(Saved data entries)

* begin *

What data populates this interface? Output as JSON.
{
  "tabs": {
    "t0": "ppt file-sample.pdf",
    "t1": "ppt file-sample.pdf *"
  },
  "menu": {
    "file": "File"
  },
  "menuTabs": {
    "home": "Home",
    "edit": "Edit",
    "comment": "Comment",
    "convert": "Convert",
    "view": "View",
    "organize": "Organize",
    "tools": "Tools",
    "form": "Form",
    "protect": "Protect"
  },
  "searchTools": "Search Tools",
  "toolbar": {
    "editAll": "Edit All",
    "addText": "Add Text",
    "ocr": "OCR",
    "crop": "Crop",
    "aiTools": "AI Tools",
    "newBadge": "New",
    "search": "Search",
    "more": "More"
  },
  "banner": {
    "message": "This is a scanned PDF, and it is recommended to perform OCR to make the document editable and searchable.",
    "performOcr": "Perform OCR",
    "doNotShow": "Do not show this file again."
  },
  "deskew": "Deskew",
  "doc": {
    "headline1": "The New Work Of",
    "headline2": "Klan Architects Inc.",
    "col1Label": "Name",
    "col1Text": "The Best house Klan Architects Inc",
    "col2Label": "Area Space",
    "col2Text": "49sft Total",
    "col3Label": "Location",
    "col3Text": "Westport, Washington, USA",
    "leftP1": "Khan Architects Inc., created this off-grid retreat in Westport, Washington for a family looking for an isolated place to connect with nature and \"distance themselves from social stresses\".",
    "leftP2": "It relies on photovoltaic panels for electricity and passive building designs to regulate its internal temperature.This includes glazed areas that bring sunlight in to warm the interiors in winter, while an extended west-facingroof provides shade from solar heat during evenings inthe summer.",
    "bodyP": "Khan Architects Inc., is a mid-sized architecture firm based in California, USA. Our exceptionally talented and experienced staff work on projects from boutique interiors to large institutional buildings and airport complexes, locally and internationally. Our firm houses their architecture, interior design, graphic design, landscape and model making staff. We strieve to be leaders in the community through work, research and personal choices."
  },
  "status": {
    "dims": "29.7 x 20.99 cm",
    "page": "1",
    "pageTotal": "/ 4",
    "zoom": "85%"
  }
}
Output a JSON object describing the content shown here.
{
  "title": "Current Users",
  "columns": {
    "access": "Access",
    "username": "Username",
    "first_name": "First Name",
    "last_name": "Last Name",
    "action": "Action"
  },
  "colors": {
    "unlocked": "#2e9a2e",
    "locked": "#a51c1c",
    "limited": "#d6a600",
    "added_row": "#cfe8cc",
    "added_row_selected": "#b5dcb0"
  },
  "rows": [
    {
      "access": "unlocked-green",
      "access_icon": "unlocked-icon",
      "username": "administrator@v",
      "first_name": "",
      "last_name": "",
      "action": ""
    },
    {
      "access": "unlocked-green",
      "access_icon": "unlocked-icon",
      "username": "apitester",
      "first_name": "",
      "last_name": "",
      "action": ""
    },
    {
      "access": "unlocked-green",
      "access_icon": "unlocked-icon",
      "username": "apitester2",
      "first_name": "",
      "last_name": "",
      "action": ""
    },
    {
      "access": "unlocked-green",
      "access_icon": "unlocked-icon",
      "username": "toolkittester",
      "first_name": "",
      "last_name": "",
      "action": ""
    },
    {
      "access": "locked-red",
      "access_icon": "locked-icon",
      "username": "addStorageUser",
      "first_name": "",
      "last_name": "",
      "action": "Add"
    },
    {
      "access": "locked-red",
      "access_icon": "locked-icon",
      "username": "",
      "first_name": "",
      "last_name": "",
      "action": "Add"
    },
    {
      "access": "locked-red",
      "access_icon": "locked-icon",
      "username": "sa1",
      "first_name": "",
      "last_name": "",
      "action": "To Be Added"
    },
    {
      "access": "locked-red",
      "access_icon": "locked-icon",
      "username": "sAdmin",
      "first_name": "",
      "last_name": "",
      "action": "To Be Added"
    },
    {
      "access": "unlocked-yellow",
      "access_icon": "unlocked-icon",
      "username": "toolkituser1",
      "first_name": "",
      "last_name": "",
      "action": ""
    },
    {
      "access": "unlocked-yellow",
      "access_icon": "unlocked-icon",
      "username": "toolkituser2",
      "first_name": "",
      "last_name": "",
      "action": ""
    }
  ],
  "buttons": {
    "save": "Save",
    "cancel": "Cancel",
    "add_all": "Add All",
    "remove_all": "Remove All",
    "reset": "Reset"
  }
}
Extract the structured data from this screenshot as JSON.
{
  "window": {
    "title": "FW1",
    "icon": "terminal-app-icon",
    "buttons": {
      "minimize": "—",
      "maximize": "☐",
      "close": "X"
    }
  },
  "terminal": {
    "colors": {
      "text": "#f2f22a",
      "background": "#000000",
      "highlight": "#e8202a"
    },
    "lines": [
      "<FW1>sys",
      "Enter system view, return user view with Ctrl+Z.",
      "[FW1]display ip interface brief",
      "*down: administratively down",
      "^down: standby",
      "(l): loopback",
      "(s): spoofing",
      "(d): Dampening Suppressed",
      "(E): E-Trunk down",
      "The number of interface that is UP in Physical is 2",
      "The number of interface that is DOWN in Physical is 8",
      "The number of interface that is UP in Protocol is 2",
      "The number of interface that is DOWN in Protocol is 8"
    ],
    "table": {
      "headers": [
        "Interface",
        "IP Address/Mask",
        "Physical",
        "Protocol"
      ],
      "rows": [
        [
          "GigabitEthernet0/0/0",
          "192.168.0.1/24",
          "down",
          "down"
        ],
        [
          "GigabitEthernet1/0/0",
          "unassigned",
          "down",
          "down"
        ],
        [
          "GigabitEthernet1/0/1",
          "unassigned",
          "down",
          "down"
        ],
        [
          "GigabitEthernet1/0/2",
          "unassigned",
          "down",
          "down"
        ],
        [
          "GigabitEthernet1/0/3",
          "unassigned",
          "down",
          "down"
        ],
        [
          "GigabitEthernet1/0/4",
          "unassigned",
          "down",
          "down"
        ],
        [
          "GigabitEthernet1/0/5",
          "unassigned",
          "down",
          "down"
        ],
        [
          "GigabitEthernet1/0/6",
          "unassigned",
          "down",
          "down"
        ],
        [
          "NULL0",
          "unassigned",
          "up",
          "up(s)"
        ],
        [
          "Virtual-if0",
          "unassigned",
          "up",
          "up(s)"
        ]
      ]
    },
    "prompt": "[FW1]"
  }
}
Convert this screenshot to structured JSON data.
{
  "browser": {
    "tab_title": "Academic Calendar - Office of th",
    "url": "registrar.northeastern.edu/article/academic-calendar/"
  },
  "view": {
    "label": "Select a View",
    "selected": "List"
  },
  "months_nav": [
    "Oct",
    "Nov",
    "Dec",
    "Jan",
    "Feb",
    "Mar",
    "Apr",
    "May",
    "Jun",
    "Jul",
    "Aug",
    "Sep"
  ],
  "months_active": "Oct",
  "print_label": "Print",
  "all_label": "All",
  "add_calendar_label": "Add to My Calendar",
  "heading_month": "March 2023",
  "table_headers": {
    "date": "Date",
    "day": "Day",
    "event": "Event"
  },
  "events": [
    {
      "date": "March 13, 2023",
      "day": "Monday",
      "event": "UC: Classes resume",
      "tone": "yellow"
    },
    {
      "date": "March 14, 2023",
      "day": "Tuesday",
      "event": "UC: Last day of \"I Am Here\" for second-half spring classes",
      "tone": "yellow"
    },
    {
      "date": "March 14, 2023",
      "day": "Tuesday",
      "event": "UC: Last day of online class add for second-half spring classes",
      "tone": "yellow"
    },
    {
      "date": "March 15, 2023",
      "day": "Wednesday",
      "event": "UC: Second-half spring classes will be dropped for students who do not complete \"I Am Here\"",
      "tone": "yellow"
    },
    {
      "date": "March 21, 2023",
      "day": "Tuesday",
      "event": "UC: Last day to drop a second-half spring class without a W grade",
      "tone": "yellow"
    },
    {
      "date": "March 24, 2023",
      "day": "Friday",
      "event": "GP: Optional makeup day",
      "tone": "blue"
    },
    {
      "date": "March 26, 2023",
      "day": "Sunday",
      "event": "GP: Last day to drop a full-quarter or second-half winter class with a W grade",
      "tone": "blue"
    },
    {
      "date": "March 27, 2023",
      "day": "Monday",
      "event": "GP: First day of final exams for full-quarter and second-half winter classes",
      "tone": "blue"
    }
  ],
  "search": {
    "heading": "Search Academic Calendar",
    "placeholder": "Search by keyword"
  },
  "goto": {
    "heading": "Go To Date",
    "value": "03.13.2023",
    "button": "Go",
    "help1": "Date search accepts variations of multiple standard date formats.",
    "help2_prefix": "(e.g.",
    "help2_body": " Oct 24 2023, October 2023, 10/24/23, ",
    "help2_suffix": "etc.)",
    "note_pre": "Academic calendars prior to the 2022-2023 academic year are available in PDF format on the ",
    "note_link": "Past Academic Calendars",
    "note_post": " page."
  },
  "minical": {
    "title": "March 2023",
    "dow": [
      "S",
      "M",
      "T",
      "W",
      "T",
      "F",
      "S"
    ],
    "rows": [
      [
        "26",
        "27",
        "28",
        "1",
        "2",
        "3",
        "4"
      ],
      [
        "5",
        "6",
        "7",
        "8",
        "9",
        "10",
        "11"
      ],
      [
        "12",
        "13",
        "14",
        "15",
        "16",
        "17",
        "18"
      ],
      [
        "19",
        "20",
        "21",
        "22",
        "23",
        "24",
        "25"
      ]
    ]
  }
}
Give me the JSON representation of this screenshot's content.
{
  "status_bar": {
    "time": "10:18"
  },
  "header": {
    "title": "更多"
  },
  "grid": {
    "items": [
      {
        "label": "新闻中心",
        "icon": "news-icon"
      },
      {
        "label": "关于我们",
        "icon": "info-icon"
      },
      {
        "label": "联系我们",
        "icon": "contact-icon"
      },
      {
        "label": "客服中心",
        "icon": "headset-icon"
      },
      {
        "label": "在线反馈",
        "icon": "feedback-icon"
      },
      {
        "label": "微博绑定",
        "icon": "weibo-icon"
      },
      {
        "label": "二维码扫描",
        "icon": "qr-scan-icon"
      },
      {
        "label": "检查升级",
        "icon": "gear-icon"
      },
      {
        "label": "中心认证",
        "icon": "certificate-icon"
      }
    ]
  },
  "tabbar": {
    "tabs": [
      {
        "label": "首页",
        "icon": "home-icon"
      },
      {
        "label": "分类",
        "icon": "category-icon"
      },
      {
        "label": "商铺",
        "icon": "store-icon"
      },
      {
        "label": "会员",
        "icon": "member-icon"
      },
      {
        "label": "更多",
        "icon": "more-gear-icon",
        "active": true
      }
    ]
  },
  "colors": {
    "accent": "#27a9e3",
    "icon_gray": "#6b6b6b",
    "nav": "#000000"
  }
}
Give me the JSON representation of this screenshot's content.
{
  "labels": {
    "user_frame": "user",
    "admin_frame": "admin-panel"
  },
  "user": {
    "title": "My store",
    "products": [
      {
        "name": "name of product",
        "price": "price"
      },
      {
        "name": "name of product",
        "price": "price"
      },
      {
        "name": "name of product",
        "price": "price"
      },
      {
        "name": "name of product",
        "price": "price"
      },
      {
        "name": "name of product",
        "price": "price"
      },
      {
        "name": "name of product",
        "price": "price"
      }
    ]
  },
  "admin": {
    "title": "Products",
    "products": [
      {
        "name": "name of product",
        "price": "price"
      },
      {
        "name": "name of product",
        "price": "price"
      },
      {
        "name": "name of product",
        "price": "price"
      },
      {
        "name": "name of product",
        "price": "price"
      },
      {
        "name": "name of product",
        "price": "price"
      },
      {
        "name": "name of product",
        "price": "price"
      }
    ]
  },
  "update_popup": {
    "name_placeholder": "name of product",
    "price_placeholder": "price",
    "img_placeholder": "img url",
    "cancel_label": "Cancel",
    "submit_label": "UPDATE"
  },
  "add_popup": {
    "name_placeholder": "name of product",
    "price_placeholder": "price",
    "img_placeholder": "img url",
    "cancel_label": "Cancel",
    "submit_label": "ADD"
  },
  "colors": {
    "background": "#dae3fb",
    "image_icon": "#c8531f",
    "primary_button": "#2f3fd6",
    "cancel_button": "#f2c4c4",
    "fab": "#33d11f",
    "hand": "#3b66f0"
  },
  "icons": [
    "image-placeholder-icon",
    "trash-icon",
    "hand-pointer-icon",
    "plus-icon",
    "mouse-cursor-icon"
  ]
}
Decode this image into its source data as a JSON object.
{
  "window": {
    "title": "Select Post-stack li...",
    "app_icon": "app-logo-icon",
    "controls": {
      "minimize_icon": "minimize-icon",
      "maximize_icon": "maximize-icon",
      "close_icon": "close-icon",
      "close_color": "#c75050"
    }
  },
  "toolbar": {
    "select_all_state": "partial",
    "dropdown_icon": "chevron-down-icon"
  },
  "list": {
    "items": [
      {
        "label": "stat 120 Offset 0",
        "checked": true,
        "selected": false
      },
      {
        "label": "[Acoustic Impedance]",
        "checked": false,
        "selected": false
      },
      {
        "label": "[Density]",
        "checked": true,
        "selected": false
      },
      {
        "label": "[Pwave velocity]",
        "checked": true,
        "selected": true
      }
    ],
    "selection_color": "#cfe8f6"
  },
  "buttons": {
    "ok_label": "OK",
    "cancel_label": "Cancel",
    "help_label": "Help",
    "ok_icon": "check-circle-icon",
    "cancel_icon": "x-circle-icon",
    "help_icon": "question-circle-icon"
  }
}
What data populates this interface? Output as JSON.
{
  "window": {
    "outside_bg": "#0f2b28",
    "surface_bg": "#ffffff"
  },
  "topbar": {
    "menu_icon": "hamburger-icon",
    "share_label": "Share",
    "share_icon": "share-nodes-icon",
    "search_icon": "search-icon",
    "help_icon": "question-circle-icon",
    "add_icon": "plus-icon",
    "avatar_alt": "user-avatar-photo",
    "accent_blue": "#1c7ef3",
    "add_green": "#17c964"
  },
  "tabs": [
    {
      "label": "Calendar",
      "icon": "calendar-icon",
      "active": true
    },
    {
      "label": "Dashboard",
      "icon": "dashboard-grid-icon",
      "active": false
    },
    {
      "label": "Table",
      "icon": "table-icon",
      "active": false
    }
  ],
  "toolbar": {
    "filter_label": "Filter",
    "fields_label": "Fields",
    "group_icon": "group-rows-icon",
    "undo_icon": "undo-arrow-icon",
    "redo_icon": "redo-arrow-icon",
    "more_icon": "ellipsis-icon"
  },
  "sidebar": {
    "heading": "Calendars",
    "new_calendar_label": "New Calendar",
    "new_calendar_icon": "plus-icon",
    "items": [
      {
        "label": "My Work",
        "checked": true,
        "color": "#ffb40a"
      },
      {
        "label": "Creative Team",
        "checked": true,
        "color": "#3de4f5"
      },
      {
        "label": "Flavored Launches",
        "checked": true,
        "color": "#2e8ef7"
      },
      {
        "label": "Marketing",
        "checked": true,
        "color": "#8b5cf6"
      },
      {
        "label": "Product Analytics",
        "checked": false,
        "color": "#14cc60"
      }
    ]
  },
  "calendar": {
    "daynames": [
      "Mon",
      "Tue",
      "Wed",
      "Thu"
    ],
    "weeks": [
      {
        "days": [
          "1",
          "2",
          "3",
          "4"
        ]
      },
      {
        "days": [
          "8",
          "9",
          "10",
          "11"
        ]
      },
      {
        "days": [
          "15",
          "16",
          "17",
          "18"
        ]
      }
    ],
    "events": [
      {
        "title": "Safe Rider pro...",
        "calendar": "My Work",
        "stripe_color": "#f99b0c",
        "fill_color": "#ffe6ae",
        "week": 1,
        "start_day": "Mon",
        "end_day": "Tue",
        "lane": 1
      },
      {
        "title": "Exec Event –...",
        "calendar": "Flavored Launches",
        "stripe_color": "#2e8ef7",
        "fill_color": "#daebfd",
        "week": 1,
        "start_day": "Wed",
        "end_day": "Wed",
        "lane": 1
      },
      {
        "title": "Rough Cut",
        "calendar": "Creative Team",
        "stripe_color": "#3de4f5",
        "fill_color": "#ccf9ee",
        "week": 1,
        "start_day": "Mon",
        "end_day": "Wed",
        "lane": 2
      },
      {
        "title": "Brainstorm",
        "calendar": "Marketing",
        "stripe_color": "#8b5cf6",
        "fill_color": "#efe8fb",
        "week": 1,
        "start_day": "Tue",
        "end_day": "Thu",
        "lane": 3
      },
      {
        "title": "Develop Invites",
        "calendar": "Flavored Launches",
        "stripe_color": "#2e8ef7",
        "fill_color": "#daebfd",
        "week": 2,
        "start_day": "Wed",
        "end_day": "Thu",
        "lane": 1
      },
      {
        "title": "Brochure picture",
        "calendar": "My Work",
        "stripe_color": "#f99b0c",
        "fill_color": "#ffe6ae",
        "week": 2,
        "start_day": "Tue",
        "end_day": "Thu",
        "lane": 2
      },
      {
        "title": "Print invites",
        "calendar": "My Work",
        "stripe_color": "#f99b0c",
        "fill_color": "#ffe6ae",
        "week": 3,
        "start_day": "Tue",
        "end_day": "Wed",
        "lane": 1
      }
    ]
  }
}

* end *

Problem statement: Extract every line from the records above that contains the word "JSON".

Expected answer:
What data populates this interface? Output as JSON.
Output a JSON object describing the content shown here.
Extract the structured data from this screenshot as JSON.
Convert this screenshot to structured JSON data.
Give me the JSON representation of this screenshot's content.
Give me the JSON representation of this screenshot's content.
Decode this image into its source data as a JSON object.
What data populates this interface? Output as JSON.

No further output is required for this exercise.